▸ Objective
Give the number of lines in the listing below that include the word "ylabel", with nothing more.

— begin Data supplied —

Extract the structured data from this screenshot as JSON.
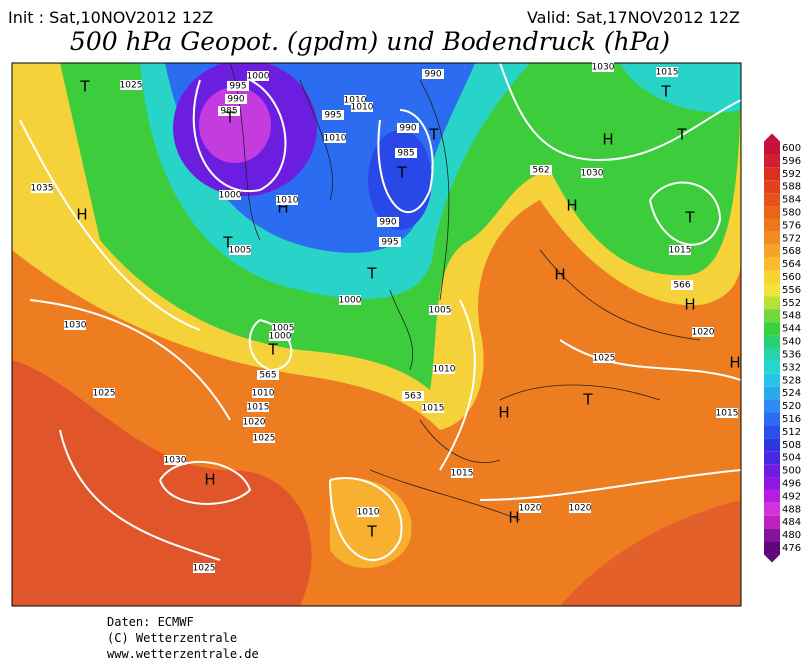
{
  "header": {
    "init": "Init : Sat,10NOV2012 12Z",
    "valid": "Valid: Sat,17NOV2012 12Z",
    "title": "500 hPa Geopot. (gpdm) und Bodendruck (hPa)"
  },
  "colorbar": {
    "ticks": [
      600,
      596,
      592,
      588,
      584,
      580,
      576,
      572,
      568,
      564,
      560,
      556,
      552,
      548,
      544,
      540,
      536,
      532,
      528,
      524,
      520,
      516,
      512,
      508,
      504,
      500,
      496,
      492,
      488,
      484,
      480,
      476
    ],
    "colors": [
      "#c8103c",
      "#d21e2e",
      "#dc2e22",
      "#e3401c",
      "#e7521a",
      "#ea641a",
      "#ee781c",
      "#f28c20",
      "#f5a428",
      "#f7bc2c",
      "#f8d432",
      "#f2e43a",
      "#b8e036",
      "#70d838",
      "#3cd03c",
      "#2cd070",
      "#26d4a8",
      "#24d6d0",
      "#26c4e8",
      "#2aa8ee",
      "#2e8cf0",
      "#2c6cf0",
      "#2a4ee8",
      "#2e36e0",
      "#4828e0",
      "#6c1ee0",
      "#9018e0",
      "#b41ee0",
      "#d232e0",
      "#c020c0",
      "#8a10a0",
      "#5e0878"
    ]
  },
  "map": {
    "labels": [
      "1025",
      "1000",
      "995",
      "990",
      "985",
      "T",
      "T",
      "1035",
      "H",
      "1000",
      "H",
      "1010",
      "1005",
      "T",
      "1030",
      "1010",
      "1010",
      "995",
      "1010",
      "990",
      "985",
      "T",
      "T",
      "990",
      "995",
      "T",
      "1000",
      "990",
      "1030",
      "1015",
      "T",
      "H",
      "T",
      "1030",
      "H",
      "T",
      "1015",
      "562",
      "566",
      "H",
      "H",
      "1020",
      "1005",
      "1005",
      "1000",
      "T",
      "565",
      "1010",
      "1015",
      "1020",
      "1025",
      "1010",
      "563",
      "1015",
      "1025",
      "T",
      "H",
      "H",
      "1015",
      "1025",
      "1030",
      "H",
      "1015",
      "1010",
      "T",
      "H",
      "1020",
      "1020",
      "1025"
    ]
  },
  "footer": [
    "Daten: ECMWF",
    "(C) Wetterzentrale",
    "www.wetterzentrale.de"
  ]
}
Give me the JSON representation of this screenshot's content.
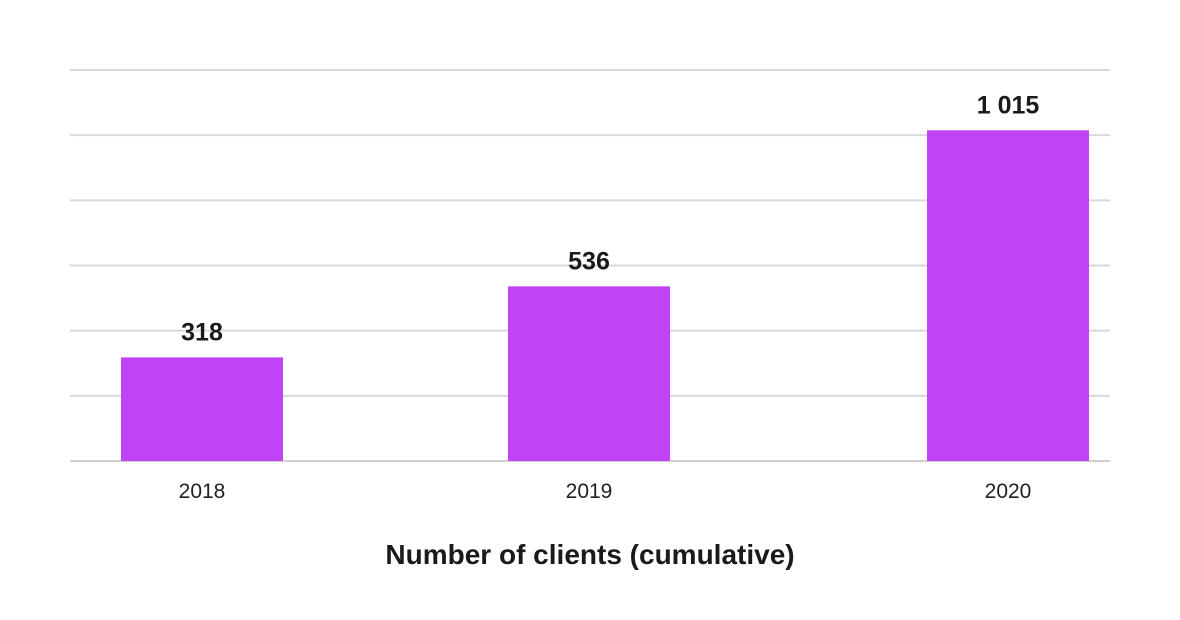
{
  "chart_data": {
    "type": "bar",
    "categories": [
      "2018",
      "2019",
      "2020"
    ],
    "values": [
      318,
      536,
      1015
    ],
    "value_labels": [
      "318",
      "536",
      "1 015"
    ],
    "title": "",
    "xlabel": "Number of clients (cumulative)",
    "ylabel": "",
    "ylim": [
      0,
      1200
    ],
    "grid": true,
    "gridline_step": 200,
    "legend": "none",
    "bar_color": "#c044f6"
  }
}
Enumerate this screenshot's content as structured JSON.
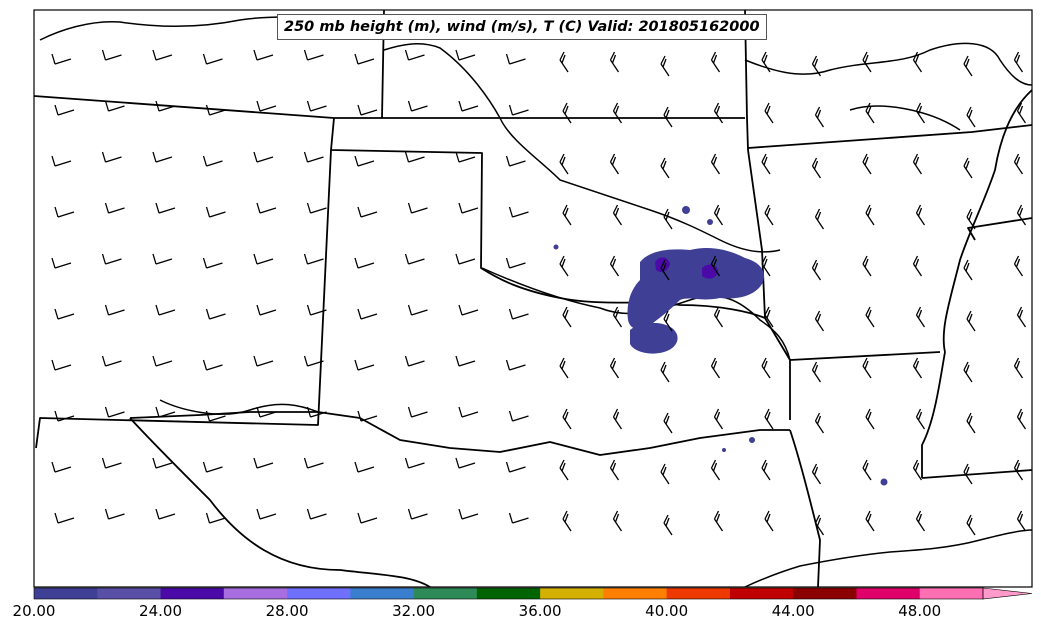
{
  "title": "250 mb height (m), wind (m/s), T (C) Valid: 201805162000",
  "colorbar": {
    "tick_labels": [
      "20.00",
      "24.00",
      "28.00",
      "32.00",
      "36.00",
      "40.00",
      "44.00",
      "48.00"
    ],
    "colors": [
      "#3f3f96",
      "#5a4fa6",
      "#4b09a8",
      "#a86ee0",
      "#7070ff",
      "#3a7fce",
      "#2e8b57",
      "#006400",
      "#d4b000",
      "#ff7f00",
      "#ee3a00",
      "#c00000",
      "#8b0000",
      "#e0006a",
      "#ff6fb4",
      "#ff9acb"
    ]
  },
  "shading": {
    "color": "#3f3f96",
    "dark_color": "#4b09a8"
  }
}
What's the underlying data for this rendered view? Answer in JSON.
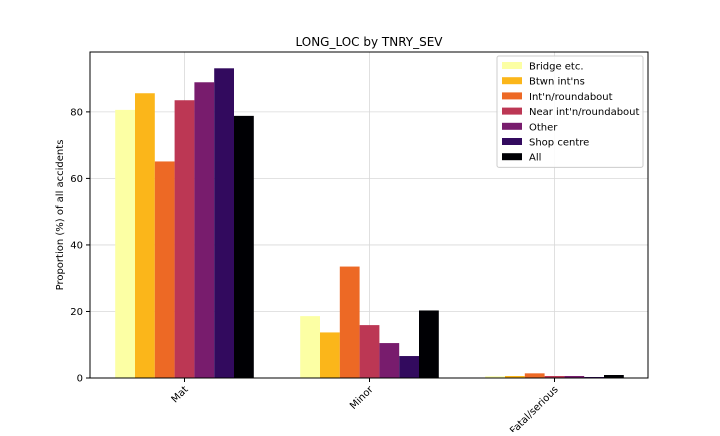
{
  "chart_data": {
    "type": "bar",
    "title": "LONG_LOC by TNRY_SEV",
    "xlabel": "",
    "ylabel": "Proportion (%) of all accidents",
    "categories": [
      "Mat",
      "Minor",
      "Fatal/serious"
    ],
    "ylim": [
      0,
      98
    ],
    "yticks": [
      0,
      20,
      40,
      60,
      80
    ],
    "grid": true,
    "legend_position": "top-right",
    "series": [
      {
        "name": "Bridge etc.",
        "color": "#fcffa4",
        "values": [
          80.6,
          18.6,
          0.5
        ]
      },
      {
        "name": "Btwn int'ns",
        "color": "#fbb61a",
        "values": [
          85.6,
          13.7,
          0.6
        ]
      },
      {
        "name": "Int'n/roundabout",
        "color": "#ed6925",
        "values": [
          65.1,
          33.5,
          1.4
        ]
      },
      {
        "name": "Near int'n/roundabout",
        "color": "#bc3754",
        "values": [
          83.5,
          15.9,
          0.6
        ]
      },
      {
        "name": "Other",
        "color": "#781c6d",
        "values": [
          88.9,
          10.5,
          0.6
        ]
      },
      {
        "name": "Shop centre",
        "color": "#320a5e",
        "values": [
          93.1,
          6.6,
          0.3
        ]
      },
      {
        "name": "All",
        "color": "#000004",
        "values": [
          78.8,
          20.3,
          0.9
        ]
      }
    ]
  }
}
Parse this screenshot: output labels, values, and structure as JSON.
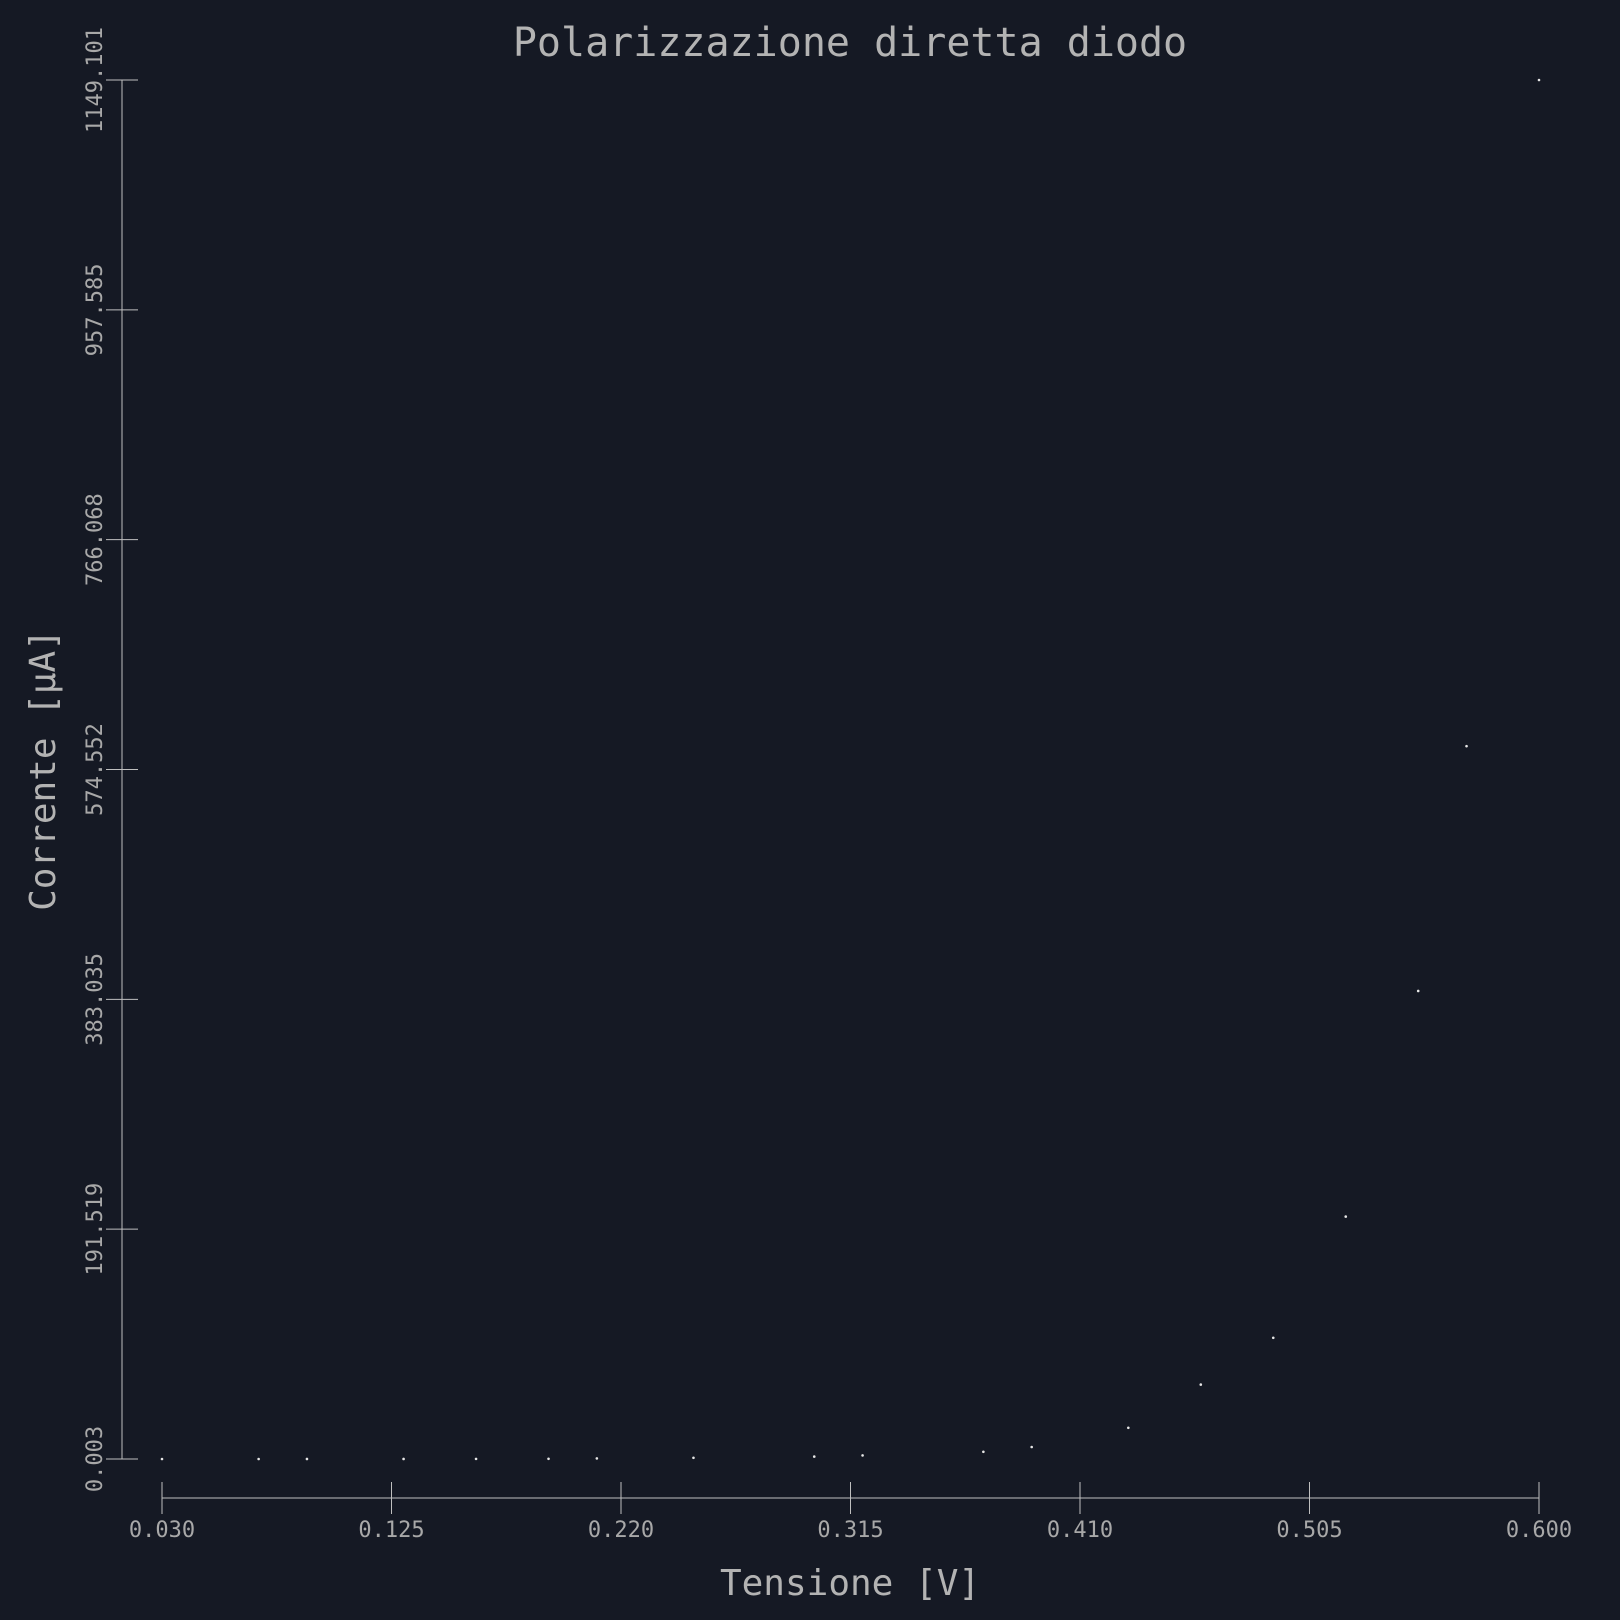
{
  "chart_data": {
    "type": "scatter",
    "title": "Polarizzazione diretta diodo",
    "xlabel": "Tensione [V]",
    "ylabel": "Corrente [µA]",
    "xlim": [
      0.03,
      0.6
    ],
    "ylim": [
      0.003,
      1149.101
    ],
    "xticks": [
      "0.030",
      "0.125",
      "0.220",
      "0.315",
      "0.410",
      "0.505",
      "0.600"
    ],
    "yticks": [
      "0.003",
      "191.519",
      "383.035",
      "574.552",
      "766.068",
      "957.585",
      "1149.101"
    ],
    "grid": false,
    "colors": {
      "background": "#151924",
      "axis": "#bfbfbf",
      "text": "#b3b3b3",
      "points": "#e6e6e6"
    },
    "points": [
      {
        "x": 0.03,
        "y": 0.003
      },
      {
        "x": 0.07,
        "y": 0.01
      },
      {
        "x": 0.09,
        "y": 0.02
      },
      {
        "x": 0.13,
        "y": 0.05
      },
      {
        "x": 0.16,
        "y": 0.1
      },
      {
        "x": 0.19,
        "y": 0.2
      },
      {
        "x": 0.21,
        "y": 0.5
      },
      {
        "x": 0.25,
        "y": 1.0
      },
      {
        "x": 0.3,
        "y": 2.0
      },
      {
        "x": 0.32,
        "y": 3.0
      },
      {
        "x": 0.37,
        "y": 6.0
      },
      {
        "x": 0.39,
        "y": 10.0
      },
      {
        "x": 0.43,
        "y": 26.0
      },
      {
        "x": 0.46,
        "y": 62.0
      },
      {
        "x": 0.49,
        "y": 101.0
      },
      {
        "x": 0.52,
        "y": 202.0
      },
      {
        "x": 0.55,
        "y": 390.0
      },
      {
        "x": 0.57,
        "y": 594.0
      },
      {
        "x": 0.6,
        "y": 1149.101
      }
    ]
  }
}
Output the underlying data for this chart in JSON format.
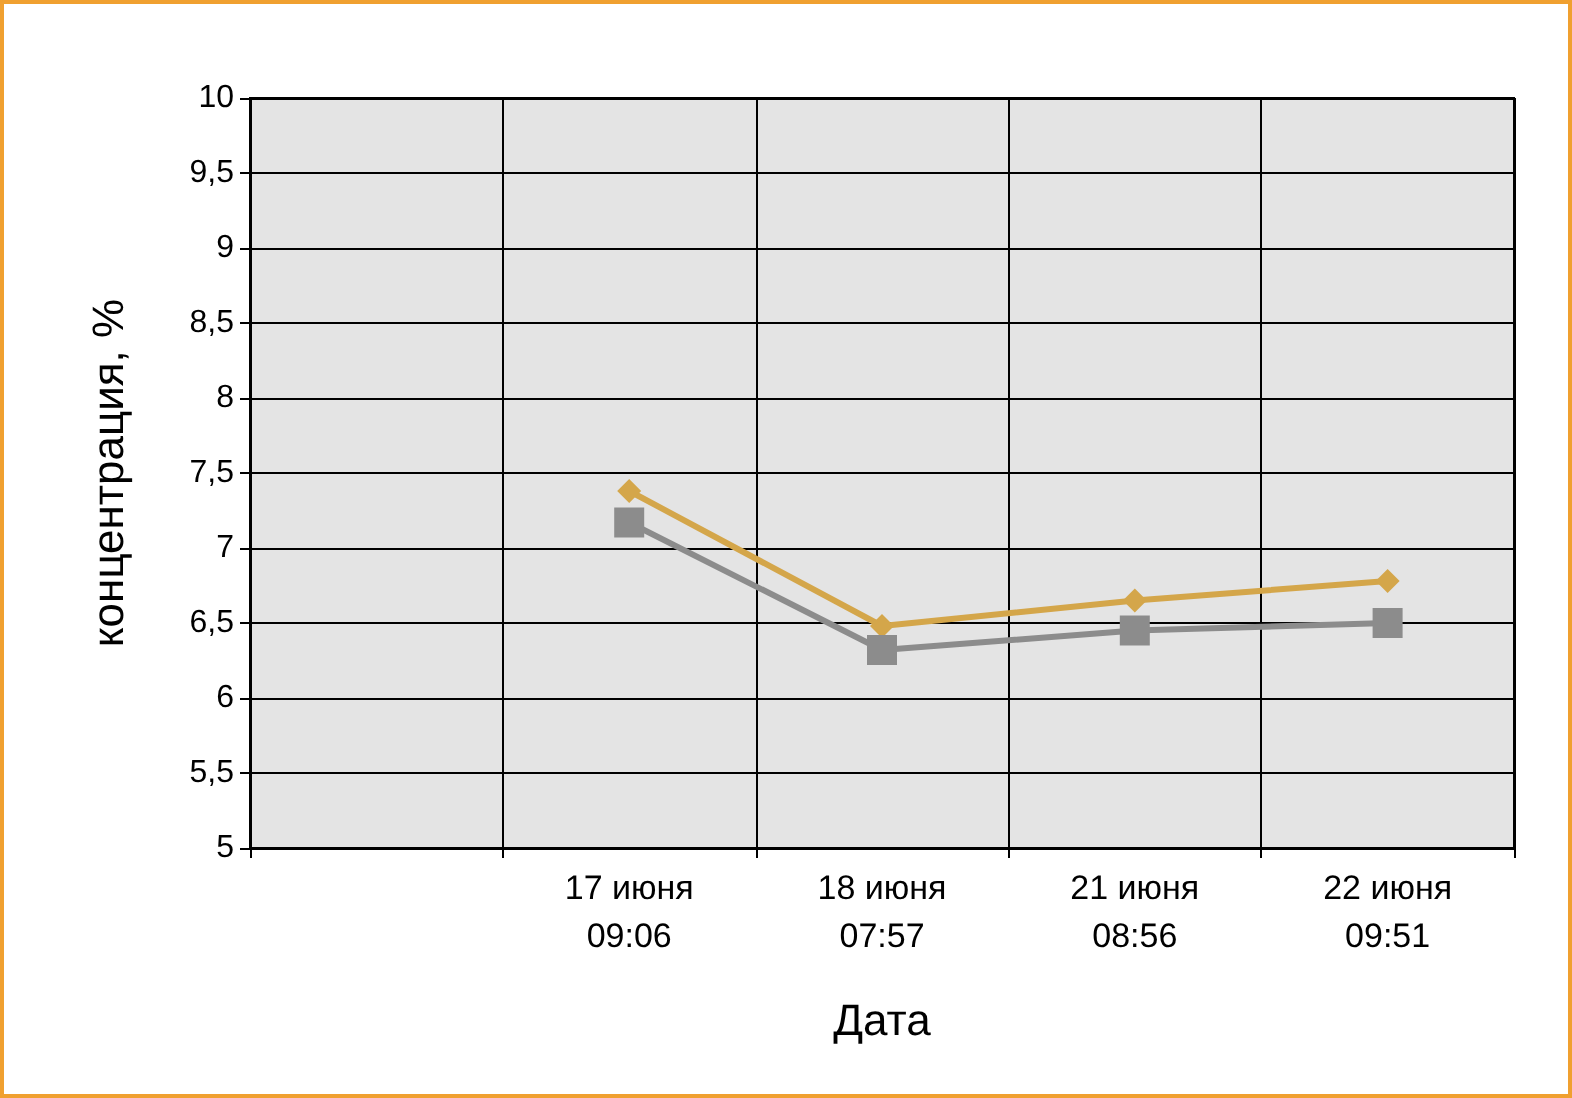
{
  "chart_data": {
    "type": "line",
    "xlabel": "Дата",
    "ylabel": "концентрация, %",
    "categories": [
      null,
      "17 июня\n09:06",
      "18 июня\n07:57",
      "21 июня\n08:56",
      "22 июня\n09:51"
    ],
    "series": [
      {
        "color": "#d4a64a",
        "marker": "diamond",
        "values": [
          null,
          7.38,
          6.48,
          6.65,
          6.78
        ]
      },
      {
        "color": "#8c8c8c",
        "marker": "square",
        "values": [
          null,
          7.17,
          6.32,
          6.45,
          6.5
        ]
      }
    ],
    "ylim": [
      5,
      10
    ],
    "yticks": [
      5,
      {
        "value": 5.5,
        "label": "5,5"
      },
      6,
      {
        "value": 6.5,
        "label": "6,5"
      },
      7,
      {
        "value": 7.5,
        "label": "7,5"
      },
      8,
      {
        "value": 8.5,
        "label": "8,5"
      },
      9,
      {
        "value": 9.5,
        "label": "9,5"
      },
      10
    ],
    "grid": true
  }
}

— end Data supplied —

▸ Reply
4